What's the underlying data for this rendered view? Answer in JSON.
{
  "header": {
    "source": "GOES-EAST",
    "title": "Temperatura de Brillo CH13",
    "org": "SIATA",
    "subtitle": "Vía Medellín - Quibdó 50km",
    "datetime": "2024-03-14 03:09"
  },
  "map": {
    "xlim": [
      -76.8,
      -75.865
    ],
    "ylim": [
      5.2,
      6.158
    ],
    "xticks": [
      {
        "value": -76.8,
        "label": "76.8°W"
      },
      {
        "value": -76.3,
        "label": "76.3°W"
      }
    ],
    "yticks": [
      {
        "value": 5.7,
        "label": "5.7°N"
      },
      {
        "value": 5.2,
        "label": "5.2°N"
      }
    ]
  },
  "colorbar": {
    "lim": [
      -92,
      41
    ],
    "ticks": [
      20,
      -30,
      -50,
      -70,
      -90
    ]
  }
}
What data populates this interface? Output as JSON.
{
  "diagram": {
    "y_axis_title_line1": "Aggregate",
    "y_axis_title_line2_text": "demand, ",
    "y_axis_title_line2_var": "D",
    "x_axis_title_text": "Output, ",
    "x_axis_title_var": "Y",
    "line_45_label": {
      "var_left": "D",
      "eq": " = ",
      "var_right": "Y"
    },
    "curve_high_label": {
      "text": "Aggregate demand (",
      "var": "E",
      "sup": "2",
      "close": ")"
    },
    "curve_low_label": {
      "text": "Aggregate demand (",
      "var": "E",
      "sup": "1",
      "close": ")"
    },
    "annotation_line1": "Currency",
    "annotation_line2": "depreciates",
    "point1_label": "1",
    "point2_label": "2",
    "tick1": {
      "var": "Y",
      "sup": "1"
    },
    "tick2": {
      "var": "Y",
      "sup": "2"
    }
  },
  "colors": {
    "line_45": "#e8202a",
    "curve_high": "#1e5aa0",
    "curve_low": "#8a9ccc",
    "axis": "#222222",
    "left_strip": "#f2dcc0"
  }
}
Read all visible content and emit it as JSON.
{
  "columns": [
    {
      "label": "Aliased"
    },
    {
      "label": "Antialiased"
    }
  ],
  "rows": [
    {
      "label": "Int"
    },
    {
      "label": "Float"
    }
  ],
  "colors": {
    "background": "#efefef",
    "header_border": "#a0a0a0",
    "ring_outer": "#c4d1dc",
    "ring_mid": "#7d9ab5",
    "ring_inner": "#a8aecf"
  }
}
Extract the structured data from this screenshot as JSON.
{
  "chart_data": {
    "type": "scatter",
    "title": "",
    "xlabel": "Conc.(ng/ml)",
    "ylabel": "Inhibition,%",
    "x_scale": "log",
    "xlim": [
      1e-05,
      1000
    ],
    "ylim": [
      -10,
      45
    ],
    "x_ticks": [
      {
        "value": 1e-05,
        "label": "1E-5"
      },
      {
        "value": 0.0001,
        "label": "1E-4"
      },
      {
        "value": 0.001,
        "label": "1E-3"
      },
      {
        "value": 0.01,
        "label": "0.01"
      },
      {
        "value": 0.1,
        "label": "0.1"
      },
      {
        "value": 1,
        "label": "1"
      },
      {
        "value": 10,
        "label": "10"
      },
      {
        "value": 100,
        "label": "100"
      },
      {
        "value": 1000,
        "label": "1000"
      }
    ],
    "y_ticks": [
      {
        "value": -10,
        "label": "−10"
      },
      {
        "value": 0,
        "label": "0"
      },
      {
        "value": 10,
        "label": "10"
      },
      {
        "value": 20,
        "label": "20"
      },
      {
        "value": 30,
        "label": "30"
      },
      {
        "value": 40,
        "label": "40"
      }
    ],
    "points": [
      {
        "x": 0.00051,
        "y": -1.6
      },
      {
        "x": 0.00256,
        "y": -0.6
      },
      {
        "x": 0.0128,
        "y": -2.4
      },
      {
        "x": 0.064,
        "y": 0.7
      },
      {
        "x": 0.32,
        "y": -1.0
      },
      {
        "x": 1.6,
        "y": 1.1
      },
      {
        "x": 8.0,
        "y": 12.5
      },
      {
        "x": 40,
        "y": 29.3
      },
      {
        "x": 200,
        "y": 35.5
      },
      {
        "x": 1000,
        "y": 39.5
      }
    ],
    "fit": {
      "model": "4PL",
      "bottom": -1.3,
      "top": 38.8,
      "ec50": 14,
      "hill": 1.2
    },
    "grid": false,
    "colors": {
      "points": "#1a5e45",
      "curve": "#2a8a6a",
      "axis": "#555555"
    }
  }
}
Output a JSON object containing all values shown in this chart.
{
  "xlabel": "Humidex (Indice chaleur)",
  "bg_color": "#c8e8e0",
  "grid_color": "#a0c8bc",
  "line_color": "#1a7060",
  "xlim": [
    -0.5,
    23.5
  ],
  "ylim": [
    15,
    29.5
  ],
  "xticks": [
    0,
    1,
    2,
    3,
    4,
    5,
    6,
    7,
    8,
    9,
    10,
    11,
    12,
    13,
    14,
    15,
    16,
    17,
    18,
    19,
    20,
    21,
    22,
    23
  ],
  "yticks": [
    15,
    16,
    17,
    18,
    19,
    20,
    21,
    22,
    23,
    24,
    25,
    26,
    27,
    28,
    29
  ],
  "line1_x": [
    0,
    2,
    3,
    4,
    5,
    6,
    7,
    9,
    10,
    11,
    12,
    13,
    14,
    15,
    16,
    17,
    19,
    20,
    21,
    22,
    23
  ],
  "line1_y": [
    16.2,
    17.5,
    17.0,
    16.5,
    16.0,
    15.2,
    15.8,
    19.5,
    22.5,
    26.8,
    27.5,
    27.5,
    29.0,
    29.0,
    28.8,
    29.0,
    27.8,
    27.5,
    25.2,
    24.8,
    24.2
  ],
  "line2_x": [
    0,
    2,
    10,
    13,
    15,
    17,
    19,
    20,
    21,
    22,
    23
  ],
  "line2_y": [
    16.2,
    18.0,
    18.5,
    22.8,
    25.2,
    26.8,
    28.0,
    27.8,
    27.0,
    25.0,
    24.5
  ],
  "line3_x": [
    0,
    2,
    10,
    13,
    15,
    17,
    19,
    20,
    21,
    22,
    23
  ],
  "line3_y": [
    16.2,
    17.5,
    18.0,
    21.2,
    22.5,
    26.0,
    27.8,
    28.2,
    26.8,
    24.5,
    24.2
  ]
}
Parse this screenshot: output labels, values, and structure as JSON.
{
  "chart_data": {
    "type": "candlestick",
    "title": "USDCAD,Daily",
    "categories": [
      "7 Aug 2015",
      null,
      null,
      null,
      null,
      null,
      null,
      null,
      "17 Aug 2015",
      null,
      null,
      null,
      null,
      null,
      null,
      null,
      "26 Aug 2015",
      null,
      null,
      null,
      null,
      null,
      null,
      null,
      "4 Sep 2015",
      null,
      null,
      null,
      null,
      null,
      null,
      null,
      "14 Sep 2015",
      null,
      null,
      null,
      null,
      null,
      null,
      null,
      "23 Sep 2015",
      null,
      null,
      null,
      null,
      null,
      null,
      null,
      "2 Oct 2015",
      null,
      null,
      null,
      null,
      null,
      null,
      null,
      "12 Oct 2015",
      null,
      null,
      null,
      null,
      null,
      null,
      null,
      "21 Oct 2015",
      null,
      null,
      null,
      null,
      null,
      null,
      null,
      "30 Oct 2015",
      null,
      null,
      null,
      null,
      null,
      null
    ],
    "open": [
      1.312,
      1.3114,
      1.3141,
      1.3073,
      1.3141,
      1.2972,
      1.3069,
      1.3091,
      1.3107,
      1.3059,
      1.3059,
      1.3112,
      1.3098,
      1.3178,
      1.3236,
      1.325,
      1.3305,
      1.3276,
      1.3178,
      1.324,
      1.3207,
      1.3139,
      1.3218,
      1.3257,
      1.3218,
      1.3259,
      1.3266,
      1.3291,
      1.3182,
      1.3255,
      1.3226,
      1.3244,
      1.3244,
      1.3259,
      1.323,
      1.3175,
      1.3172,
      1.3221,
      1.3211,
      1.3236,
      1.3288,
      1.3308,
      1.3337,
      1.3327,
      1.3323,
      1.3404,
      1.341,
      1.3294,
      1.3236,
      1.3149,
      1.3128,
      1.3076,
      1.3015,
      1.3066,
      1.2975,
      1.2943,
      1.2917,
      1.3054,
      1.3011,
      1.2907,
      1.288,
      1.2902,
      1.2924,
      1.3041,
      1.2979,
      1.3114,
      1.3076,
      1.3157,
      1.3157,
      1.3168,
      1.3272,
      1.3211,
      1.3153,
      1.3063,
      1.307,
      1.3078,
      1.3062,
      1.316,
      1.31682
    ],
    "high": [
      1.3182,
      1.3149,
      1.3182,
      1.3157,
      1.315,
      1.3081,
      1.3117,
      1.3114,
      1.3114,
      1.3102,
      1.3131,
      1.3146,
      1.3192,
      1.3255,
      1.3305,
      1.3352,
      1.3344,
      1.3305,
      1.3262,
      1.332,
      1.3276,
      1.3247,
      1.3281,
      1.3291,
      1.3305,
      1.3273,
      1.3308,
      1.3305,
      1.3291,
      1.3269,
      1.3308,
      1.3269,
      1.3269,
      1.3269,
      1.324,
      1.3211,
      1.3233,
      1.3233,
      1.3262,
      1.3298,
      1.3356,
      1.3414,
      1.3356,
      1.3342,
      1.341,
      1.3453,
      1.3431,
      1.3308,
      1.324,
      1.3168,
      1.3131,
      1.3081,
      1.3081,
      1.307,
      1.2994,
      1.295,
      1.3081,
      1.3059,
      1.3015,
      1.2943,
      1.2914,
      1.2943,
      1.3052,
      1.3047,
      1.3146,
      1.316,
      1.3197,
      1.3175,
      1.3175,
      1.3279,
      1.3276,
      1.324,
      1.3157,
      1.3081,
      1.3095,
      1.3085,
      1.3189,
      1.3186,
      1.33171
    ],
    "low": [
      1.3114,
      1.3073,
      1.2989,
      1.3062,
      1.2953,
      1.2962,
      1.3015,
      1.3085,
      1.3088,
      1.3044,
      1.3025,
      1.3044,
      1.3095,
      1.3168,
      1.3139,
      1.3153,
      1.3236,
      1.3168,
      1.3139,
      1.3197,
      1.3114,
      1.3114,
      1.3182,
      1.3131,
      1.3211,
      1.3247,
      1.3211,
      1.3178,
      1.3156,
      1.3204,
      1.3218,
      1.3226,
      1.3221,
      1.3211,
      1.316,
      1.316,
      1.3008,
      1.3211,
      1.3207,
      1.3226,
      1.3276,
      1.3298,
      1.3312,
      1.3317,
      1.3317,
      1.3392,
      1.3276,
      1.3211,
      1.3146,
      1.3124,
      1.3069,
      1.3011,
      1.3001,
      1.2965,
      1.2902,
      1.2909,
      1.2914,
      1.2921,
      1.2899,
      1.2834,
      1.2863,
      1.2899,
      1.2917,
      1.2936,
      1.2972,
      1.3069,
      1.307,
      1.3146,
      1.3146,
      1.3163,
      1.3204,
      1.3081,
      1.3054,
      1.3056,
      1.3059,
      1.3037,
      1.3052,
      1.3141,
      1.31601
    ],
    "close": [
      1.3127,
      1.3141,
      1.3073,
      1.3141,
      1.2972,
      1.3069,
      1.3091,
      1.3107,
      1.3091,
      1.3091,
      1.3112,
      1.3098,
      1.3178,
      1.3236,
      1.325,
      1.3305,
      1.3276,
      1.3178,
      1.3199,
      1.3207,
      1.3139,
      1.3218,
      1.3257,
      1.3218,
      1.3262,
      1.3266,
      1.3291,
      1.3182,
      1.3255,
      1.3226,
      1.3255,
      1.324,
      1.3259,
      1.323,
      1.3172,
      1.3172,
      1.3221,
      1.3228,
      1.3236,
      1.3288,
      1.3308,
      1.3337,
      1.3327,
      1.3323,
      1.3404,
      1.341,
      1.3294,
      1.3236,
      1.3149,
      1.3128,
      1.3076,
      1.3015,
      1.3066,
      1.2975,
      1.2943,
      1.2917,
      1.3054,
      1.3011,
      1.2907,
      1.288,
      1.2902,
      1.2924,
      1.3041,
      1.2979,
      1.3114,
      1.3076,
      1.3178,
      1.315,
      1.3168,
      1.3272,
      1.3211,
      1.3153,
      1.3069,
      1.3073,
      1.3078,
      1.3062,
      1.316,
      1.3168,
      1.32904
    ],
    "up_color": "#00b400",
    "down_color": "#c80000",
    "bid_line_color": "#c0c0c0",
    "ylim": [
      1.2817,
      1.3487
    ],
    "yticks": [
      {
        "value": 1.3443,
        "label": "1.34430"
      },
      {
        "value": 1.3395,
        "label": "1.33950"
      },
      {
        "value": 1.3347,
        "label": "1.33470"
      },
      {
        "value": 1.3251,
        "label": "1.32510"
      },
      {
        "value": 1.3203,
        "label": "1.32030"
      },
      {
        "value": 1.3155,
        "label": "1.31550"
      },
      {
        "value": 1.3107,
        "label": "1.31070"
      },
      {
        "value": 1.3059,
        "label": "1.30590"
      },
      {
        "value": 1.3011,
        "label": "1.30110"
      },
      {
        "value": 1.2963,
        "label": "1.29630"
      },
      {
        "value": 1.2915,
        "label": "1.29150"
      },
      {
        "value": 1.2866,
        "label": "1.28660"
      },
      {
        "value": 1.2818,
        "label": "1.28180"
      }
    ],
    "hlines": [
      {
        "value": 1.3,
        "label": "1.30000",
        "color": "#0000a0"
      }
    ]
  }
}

TASK: Count how many lines in the data above hold the string "JSON", and give the number with no other words.

TASK SOLUTION: 6